** Start of Dataset rows **

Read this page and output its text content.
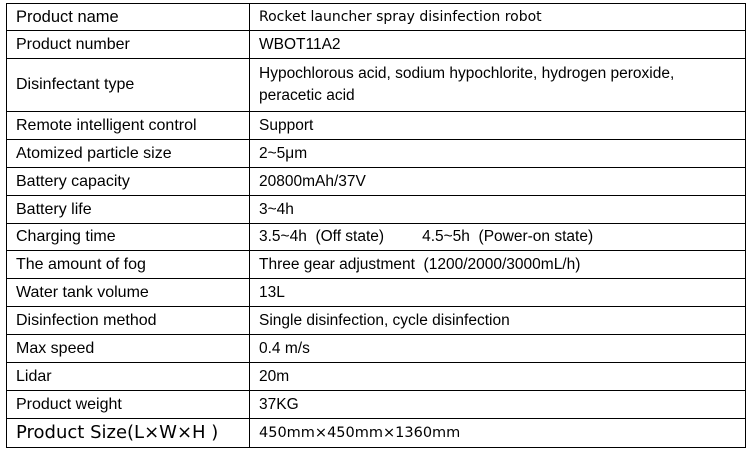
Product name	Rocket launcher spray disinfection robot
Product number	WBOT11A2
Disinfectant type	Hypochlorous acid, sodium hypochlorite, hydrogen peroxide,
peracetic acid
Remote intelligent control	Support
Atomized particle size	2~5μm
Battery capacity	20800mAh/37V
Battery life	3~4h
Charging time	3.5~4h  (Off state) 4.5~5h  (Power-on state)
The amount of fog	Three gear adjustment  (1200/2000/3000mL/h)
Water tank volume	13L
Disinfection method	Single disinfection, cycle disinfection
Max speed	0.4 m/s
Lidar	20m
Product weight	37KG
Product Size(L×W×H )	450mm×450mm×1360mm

** End of Dataset rows **

Description of the task >> Gather and return every line that holds the string "disinfection".

Solution to this exercise >>
Product name	Rocket launcher spray disinfection robot
Disinfection method	Single disinfection, cycle disinfection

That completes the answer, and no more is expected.